*DATASET EXTRACT*
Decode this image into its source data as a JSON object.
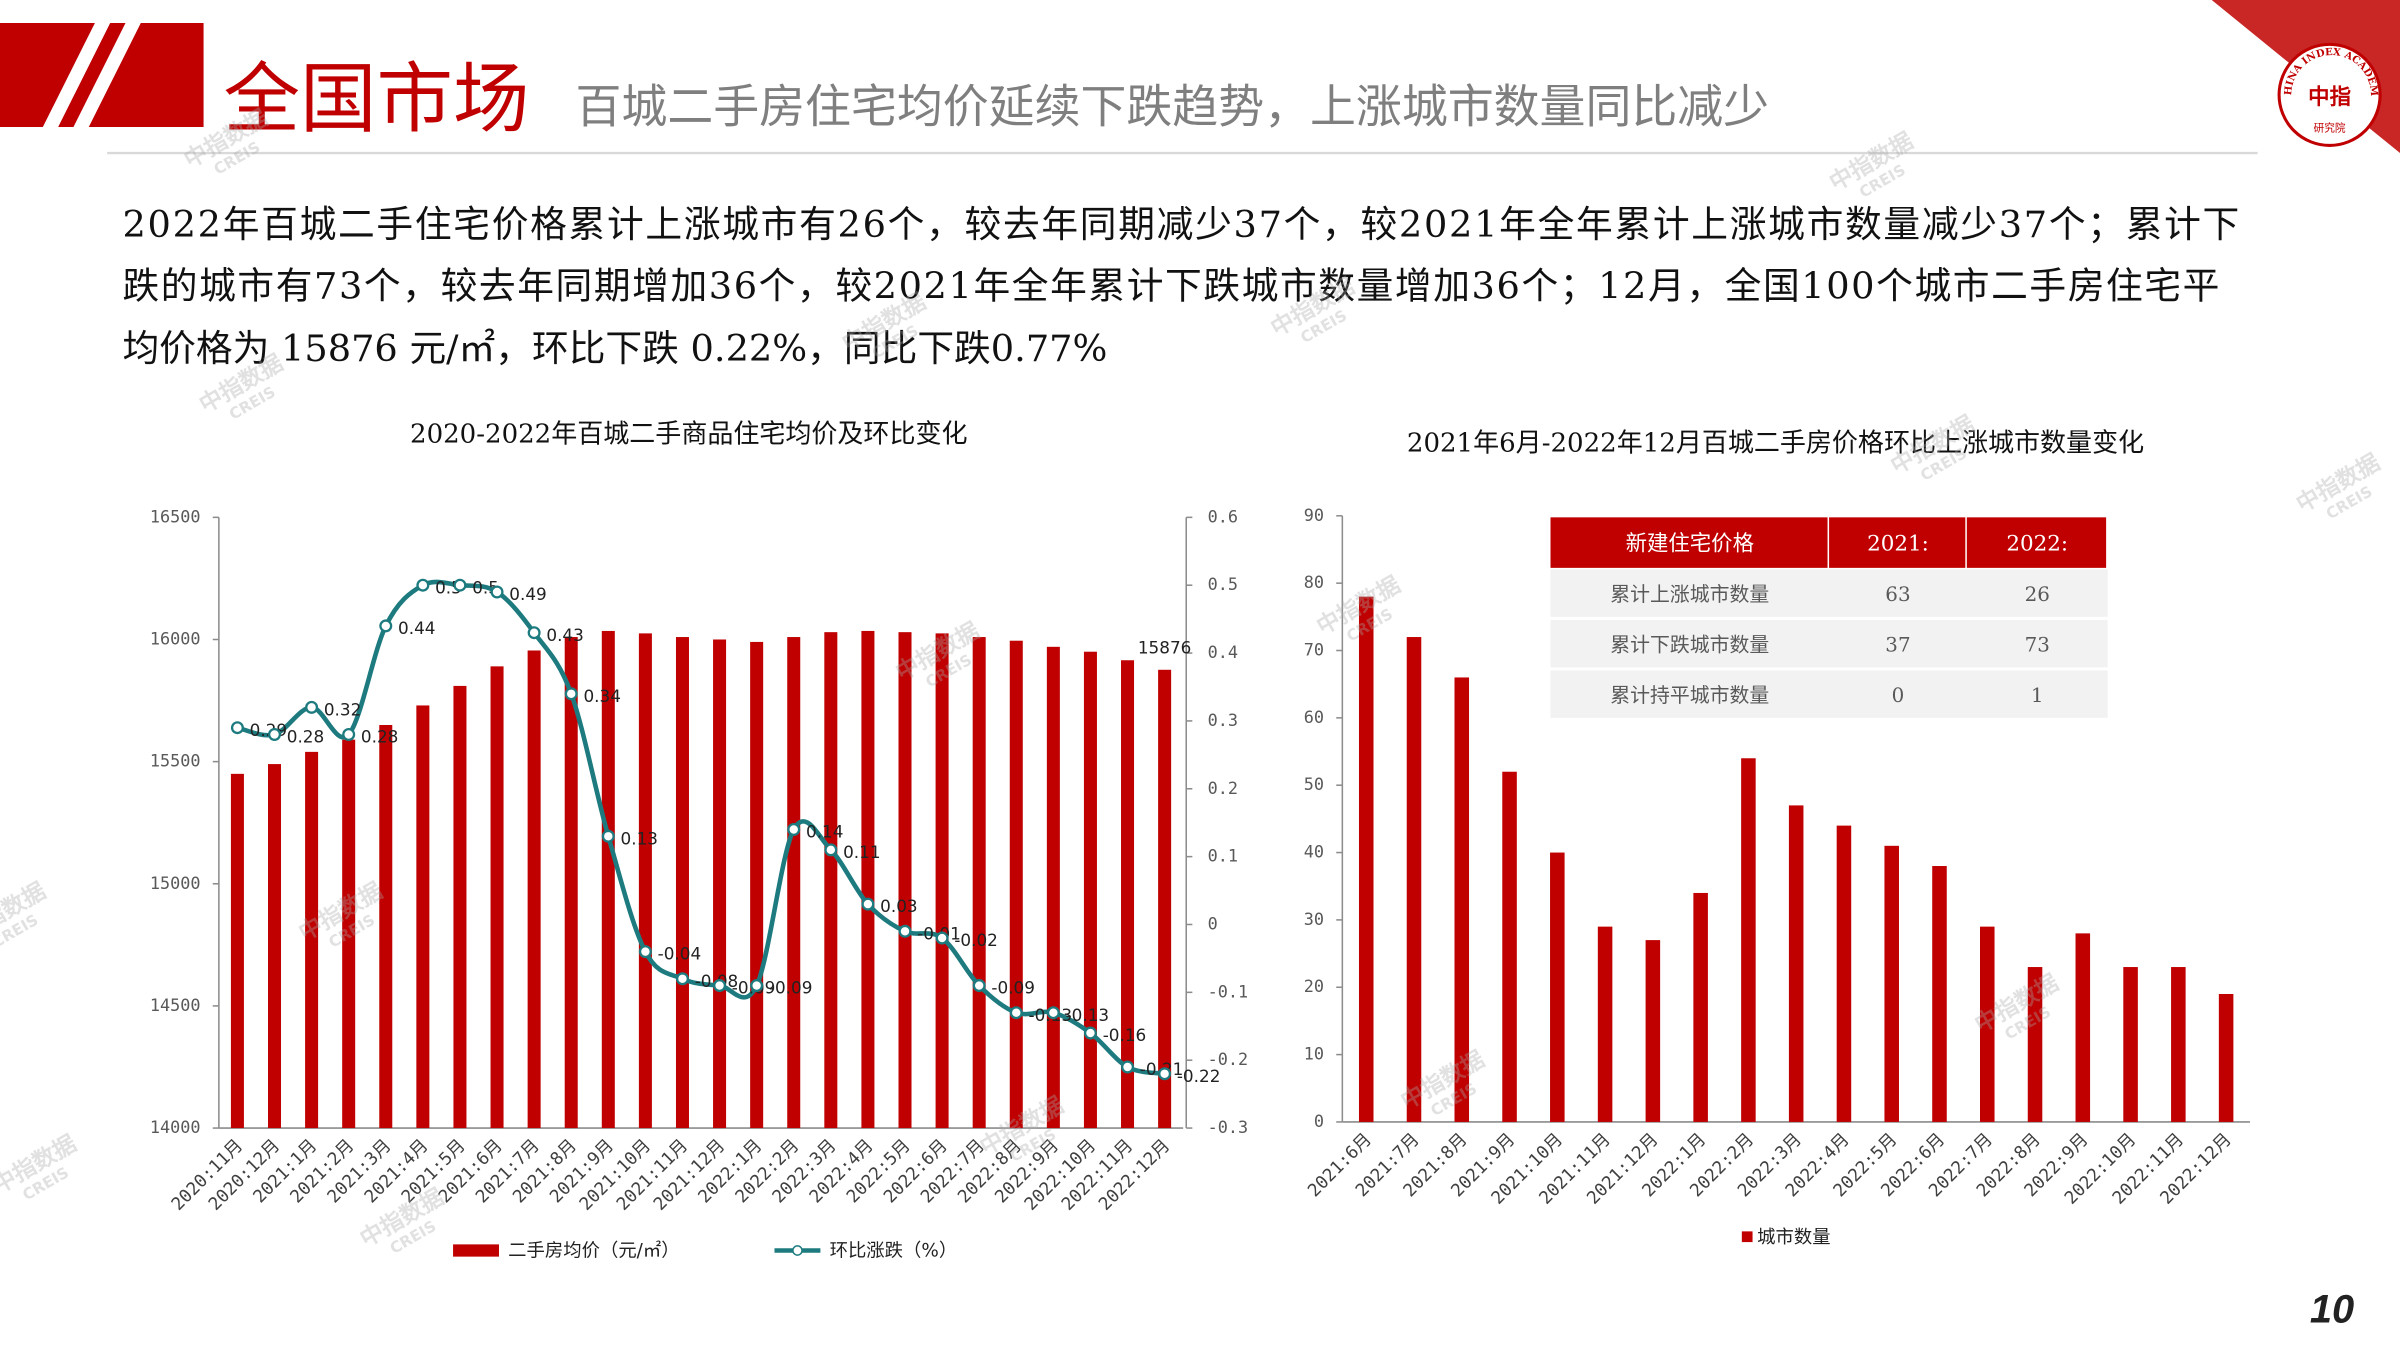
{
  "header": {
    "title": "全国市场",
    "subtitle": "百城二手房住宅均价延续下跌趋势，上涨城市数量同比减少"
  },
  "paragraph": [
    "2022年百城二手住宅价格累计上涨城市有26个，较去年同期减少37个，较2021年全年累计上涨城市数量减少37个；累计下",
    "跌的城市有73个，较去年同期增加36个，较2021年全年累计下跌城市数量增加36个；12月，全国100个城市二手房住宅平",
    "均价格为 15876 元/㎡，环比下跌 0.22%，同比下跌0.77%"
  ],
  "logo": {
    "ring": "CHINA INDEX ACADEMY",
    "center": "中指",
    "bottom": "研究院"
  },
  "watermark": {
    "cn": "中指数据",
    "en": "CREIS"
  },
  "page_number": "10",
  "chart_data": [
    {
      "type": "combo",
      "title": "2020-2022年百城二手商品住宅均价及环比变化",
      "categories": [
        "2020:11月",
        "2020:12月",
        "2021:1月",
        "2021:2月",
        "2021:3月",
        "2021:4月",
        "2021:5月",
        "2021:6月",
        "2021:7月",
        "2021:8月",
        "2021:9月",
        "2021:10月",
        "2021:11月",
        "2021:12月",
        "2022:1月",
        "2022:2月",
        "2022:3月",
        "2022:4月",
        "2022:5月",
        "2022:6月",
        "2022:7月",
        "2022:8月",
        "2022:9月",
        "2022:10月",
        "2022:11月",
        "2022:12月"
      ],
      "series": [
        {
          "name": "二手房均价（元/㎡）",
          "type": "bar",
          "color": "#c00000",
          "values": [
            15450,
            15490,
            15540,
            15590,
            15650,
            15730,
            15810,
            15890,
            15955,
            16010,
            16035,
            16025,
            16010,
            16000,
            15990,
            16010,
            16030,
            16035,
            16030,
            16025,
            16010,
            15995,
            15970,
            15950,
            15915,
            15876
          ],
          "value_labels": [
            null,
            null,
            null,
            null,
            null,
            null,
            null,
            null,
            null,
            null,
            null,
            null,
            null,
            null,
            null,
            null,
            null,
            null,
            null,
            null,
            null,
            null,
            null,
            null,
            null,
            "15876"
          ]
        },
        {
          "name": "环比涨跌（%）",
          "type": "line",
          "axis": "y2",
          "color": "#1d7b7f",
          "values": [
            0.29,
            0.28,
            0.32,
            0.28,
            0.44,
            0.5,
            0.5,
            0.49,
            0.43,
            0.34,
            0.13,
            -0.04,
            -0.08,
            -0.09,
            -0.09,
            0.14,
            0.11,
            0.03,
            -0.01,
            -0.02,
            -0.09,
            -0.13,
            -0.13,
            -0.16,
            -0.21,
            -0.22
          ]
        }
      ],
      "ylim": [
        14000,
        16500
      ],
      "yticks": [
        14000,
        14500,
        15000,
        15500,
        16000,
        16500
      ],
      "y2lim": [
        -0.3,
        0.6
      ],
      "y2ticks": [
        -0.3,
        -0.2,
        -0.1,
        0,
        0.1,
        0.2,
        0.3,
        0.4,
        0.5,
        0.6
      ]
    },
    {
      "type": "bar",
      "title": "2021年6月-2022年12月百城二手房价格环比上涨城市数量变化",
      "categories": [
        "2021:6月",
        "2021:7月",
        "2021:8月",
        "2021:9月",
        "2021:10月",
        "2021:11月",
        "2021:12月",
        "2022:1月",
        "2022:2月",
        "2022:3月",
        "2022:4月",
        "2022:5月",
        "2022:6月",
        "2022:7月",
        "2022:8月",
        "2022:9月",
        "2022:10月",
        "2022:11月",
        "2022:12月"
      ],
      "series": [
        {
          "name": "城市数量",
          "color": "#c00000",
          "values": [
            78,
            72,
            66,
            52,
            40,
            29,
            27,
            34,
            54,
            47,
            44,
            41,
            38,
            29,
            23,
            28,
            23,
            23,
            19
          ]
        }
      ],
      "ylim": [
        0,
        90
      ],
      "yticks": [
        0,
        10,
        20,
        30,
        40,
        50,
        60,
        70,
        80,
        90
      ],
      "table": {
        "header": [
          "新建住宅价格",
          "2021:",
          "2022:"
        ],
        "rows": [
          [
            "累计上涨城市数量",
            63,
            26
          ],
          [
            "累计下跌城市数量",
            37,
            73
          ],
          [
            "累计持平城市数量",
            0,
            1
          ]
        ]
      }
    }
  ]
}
--
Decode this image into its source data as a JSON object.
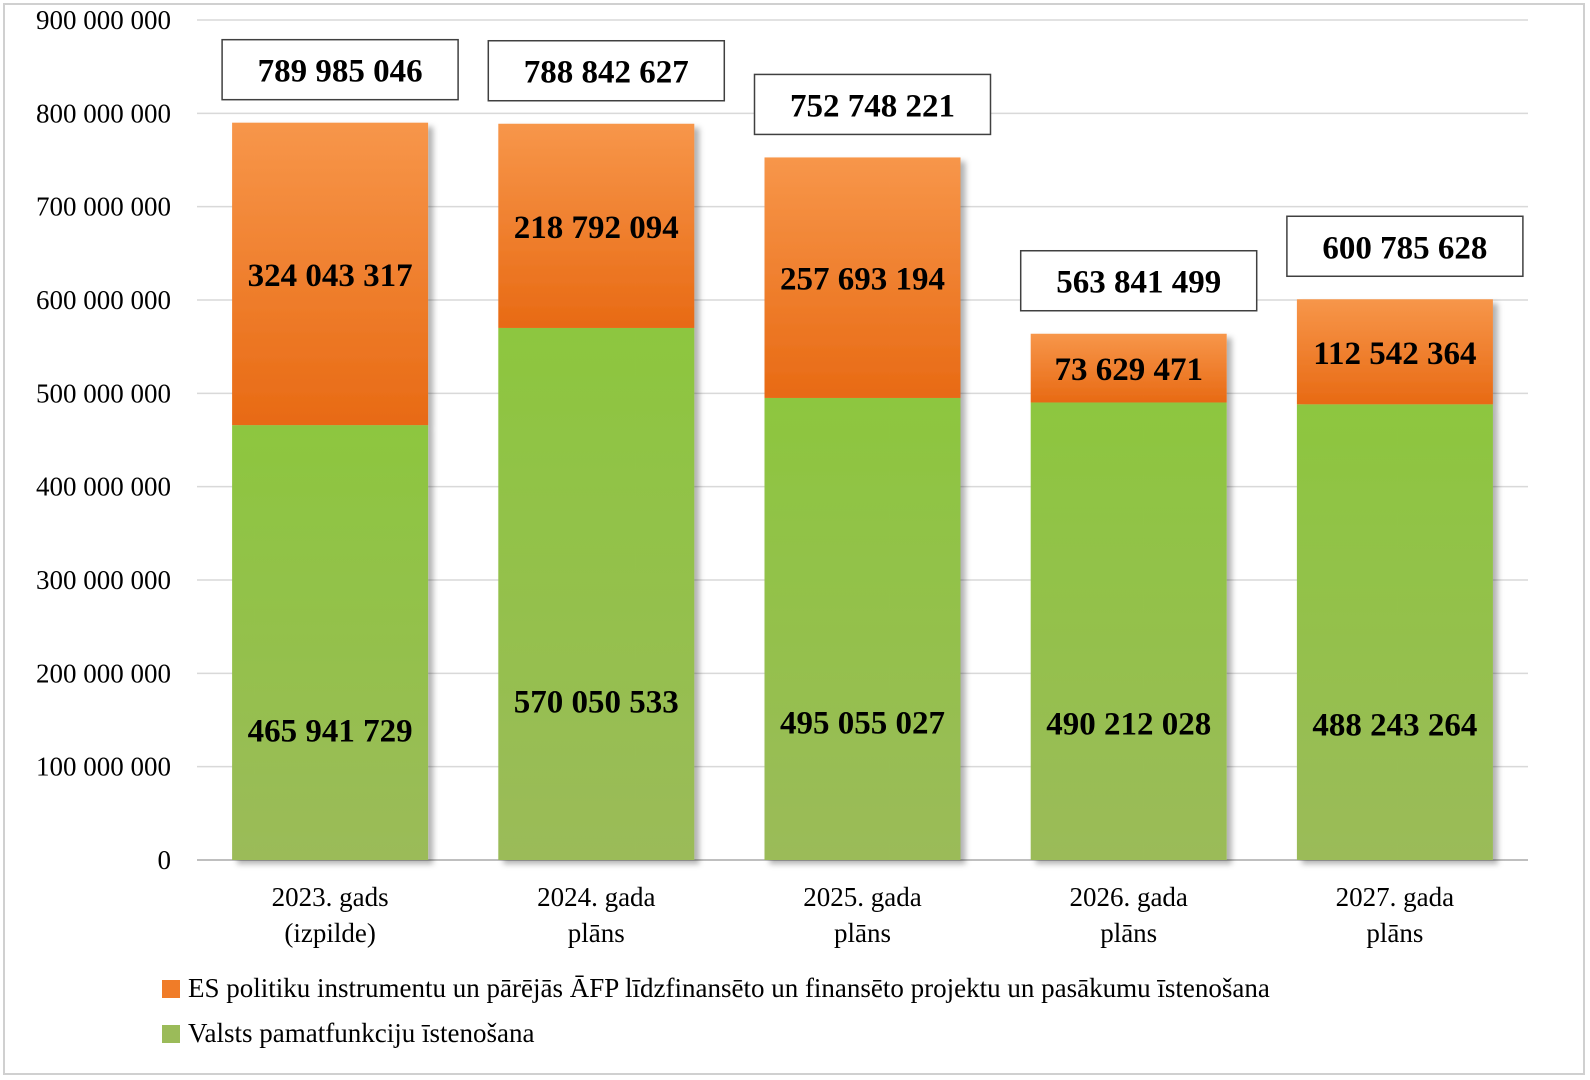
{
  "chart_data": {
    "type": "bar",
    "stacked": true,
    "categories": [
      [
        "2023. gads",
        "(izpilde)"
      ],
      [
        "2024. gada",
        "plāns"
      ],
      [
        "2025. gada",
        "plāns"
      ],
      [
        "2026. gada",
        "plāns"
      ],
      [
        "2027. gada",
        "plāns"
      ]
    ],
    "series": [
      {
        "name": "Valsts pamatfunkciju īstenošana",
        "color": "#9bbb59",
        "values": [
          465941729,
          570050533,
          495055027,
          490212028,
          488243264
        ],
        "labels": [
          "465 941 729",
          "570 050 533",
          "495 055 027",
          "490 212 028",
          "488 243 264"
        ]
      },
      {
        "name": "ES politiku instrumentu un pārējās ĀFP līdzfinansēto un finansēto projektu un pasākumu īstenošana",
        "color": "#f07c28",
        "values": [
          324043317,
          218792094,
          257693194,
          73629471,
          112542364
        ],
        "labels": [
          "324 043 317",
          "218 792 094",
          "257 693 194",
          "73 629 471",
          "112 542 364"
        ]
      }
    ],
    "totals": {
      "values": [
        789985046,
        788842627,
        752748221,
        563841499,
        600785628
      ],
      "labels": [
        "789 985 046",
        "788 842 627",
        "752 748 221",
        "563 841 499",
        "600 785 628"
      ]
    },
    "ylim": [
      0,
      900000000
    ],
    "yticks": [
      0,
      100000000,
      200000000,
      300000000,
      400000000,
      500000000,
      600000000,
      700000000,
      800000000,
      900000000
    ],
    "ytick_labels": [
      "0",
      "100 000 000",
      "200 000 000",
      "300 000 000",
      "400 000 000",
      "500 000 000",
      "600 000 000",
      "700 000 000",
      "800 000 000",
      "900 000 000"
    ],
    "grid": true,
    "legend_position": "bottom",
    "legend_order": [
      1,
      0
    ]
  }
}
---
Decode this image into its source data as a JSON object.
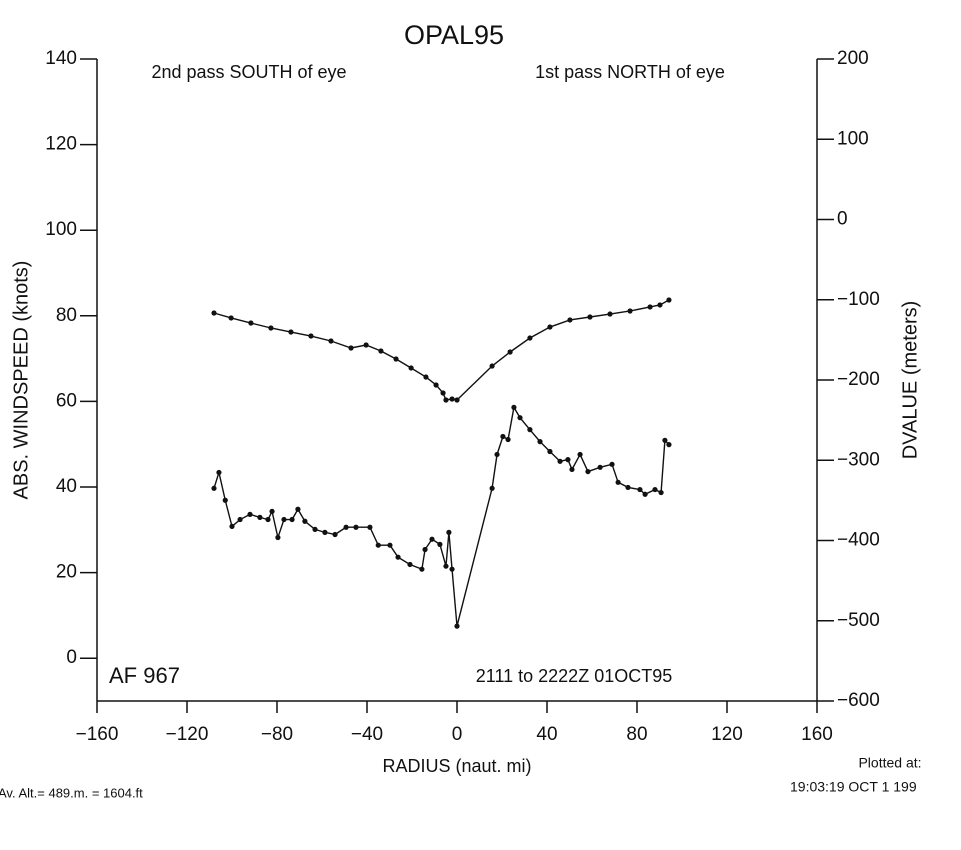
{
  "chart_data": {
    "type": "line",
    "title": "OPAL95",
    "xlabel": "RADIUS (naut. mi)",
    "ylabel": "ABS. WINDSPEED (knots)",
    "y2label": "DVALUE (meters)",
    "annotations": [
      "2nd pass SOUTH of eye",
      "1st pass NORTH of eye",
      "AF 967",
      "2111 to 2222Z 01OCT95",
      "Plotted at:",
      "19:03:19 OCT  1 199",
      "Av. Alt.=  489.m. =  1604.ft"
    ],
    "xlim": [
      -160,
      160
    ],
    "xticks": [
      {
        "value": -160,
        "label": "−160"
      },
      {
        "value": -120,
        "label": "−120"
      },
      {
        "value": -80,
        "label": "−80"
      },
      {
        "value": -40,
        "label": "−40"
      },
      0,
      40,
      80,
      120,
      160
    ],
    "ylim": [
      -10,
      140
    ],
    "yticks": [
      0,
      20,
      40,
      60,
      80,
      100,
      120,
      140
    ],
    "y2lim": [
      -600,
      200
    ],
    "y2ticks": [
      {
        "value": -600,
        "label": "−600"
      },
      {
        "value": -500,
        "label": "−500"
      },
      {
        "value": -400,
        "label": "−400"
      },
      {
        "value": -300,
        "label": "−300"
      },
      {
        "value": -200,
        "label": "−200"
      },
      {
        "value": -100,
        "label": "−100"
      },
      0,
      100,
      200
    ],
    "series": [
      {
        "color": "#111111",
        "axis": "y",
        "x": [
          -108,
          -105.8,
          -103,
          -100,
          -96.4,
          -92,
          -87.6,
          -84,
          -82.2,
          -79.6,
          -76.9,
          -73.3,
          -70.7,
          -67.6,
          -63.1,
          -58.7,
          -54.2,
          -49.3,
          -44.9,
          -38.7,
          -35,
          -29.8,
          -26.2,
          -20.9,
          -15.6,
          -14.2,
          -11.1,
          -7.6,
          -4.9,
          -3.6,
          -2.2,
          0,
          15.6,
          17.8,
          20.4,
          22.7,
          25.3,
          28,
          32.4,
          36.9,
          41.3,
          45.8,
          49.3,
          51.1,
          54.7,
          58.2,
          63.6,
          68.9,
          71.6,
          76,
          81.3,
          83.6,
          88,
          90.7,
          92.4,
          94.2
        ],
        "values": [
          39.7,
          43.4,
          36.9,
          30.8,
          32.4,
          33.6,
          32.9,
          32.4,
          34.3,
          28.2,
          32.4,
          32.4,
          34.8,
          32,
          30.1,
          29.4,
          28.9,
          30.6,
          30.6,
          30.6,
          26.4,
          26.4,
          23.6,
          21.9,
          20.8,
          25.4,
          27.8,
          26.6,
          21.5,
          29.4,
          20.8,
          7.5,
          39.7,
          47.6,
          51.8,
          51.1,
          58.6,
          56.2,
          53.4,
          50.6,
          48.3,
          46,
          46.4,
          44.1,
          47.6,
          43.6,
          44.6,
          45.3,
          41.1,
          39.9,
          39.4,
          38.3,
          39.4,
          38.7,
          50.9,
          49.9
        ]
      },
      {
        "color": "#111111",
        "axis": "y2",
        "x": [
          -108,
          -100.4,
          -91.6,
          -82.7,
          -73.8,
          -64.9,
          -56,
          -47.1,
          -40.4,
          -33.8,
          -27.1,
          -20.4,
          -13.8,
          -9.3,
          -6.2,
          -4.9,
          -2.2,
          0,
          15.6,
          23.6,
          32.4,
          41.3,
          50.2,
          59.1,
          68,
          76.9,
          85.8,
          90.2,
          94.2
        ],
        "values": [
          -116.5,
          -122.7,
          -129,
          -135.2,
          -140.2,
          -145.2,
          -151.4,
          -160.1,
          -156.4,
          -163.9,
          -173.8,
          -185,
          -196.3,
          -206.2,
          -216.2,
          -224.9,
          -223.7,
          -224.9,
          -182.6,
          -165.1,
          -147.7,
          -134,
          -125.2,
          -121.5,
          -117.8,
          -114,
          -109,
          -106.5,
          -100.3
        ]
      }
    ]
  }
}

*TASK DIRECTIONS*
Copy each line holding the word "gada" from the listing above.

*SOLUTION FOR THIS PROBLEM*
        "2024. gada",
        "2025. gada",
        "2026. gada",
        "2027. gada",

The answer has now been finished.